------ Records for processing
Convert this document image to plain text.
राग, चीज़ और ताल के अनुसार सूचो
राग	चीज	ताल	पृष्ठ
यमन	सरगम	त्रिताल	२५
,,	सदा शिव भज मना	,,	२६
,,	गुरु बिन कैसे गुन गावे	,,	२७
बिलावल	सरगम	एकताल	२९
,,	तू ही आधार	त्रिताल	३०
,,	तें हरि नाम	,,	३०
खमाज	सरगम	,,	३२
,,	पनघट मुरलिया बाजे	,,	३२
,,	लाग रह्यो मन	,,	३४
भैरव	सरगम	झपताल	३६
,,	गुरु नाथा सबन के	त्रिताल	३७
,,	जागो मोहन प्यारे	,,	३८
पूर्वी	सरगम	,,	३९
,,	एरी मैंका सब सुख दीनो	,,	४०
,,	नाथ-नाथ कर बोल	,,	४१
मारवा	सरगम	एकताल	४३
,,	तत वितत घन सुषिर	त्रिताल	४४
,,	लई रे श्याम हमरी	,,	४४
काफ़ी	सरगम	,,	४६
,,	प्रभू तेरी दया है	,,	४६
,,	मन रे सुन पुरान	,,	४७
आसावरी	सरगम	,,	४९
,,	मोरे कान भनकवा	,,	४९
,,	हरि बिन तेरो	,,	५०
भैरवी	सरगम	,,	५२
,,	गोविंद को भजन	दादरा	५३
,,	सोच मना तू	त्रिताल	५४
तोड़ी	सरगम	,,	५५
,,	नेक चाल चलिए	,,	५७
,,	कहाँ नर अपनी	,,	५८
------------
------ Records for processing
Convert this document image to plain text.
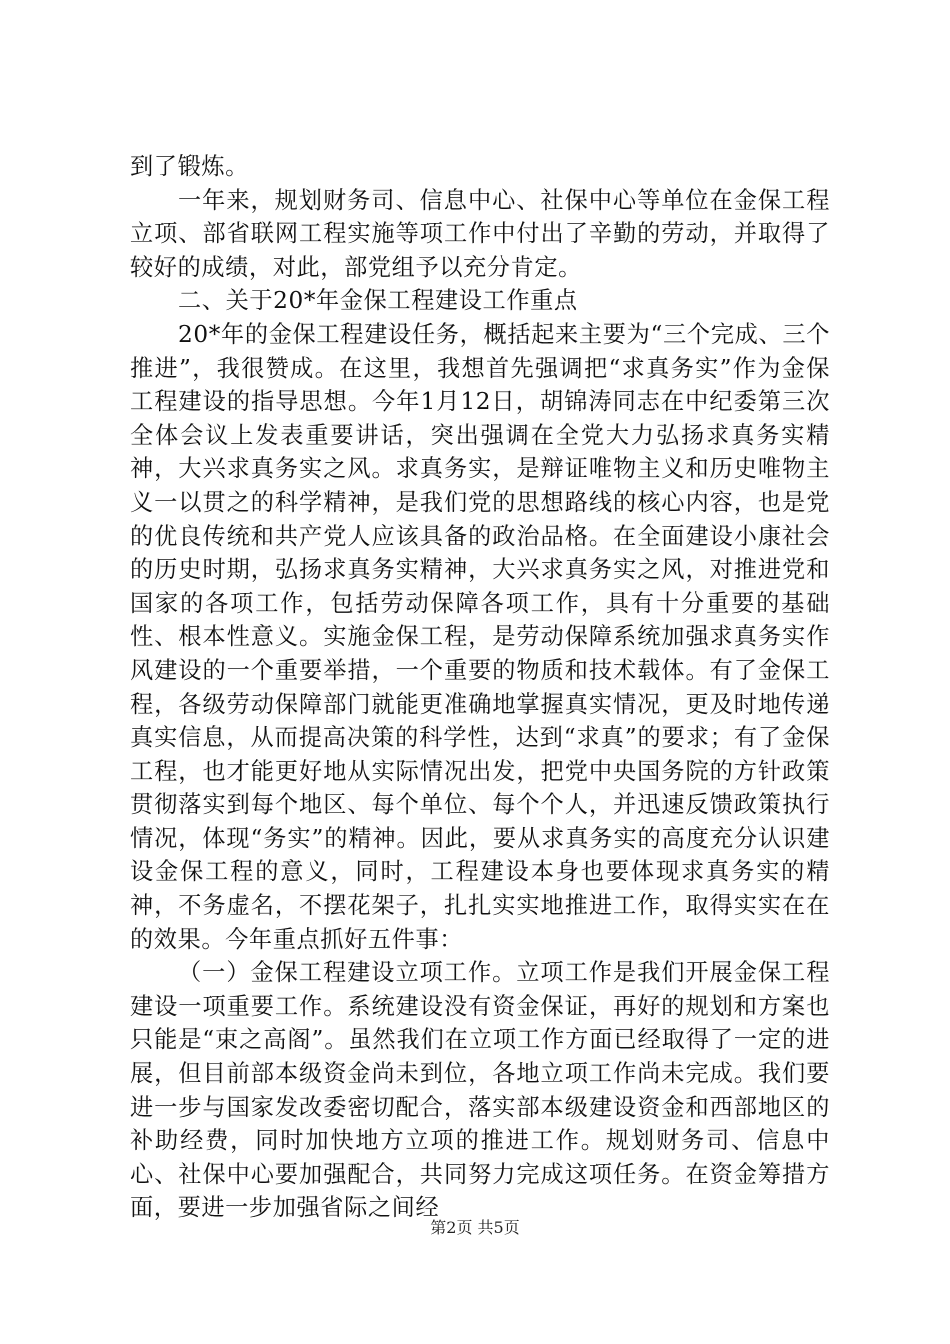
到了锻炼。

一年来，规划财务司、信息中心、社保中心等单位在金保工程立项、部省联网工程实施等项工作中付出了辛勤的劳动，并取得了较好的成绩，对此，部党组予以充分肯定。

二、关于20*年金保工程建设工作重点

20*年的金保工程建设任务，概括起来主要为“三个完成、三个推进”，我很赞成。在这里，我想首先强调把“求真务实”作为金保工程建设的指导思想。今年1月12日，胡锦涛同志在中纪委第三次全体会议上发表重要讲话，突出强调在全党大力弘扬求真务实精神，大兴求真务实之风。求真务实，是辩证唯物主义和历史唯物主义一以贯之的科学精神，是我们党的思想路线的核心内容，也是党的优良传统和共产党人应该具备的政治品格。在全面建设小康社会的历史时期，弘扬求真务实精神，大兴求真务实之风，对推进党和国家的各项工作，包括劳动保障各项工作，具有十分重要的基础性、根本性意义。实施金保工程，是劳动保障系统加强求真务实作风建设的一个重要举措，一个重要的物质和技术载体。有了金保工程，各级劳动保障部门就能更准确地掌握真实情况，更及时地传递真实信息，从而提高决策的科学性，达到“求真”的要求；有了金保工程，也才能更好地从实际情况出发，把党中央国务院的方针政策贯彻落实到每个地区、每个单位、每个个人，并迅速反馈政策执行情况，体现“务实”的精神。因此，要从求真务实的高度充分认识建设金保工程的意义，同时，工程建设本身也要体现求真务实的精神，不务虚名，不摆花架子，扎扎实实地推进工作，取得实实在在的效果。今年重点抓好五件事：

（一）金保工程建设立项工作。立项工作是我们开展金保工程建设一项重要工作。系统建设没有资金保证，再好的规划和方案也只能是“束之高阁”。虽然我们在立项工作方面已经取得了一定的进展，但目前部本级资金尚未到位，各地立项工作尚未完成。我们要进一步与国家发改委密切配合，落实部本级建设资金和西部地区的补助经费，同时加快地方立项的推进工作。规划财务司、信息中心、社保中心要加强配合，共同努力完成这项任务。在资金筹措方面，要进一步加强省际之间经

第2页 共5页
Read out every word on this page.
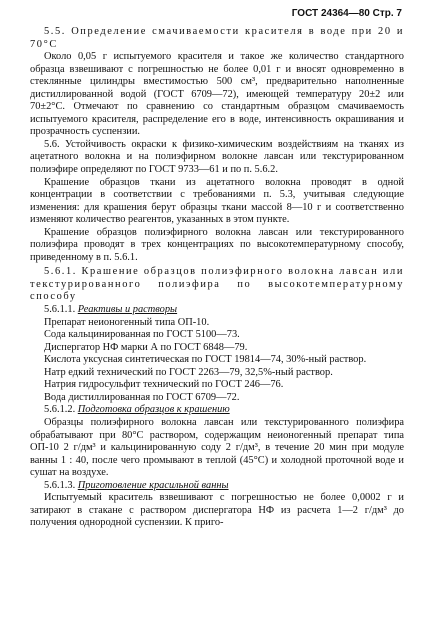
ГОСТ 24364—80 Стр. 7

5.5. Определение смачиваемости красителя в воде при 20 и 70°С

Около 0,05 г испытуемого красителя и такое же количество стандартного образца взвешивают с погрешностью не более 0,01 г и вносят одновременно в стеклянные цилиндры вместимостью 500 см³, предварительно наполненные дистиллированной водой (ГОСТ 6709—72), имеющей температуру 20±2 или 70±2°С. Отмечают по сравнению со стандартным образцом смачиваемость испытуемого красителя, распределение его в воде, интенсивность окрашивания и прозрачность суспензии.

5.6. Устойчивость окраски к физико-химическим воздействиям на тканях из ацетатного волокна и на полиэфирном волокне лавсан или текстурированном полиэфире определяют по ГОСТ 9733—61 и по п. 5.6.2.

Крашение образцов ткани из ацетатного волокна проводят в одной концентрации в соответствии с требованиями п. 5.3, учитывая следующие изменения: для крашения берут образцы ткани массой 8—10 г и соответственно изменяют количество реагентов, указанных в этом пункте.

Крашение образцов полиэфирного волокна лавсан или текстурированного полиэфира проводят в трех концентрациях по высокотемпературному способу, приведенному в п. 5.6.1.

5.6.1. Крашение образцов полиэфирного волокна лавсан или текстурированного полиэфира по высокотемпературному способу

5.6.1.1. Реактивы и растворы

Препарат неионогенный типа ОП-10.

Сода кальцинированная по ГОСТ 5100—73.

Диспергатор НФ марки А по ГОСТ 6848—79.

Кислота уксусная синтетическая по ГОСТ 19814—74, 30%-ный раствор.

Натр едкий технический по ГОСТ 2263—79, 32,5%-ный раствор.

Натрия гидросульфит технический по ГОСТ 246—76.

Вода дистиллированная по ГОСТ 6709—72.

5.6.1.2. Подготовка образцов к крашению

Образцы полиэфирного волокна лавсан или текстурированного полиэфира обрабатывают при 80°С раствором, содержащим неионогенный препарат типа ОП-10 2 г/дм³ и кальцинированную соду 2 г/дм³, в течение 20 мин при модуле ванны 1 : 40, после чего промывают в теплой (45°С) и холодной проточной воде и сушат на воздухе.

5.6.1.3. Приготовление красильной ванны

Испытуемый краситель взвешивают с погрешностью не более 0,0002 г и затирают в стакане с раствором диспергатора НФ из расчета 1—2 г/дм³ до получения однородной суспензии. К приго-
------------
To do: Go through the listing above and list every line that has the word "текстурированного".

Exercise answer:
Крашение образцов полиэфирного волокна лавсан или текстурированного полиэфира проводят в трех концентрациях по высокотемпературному способу, приведенному в п. 5.6.1.
5.6.1. Крашение образцов полиэфирного волокна лавсан или текстурированного полиэфира по высокотемпературному способу
Образцы полиэфирного волокна лавсан или текстурированного полиэфира обрабатывают при 80°С раствором, содержащим неионогенный препарат типа ОП-10 2 г/дм³ и кальцинированную соду 2 г/дм³, в течение 20 мин при модуле ванны 1 : 40, после чего промывают в теплой (45°С) и холодной проточной воде и сушат на воздухе.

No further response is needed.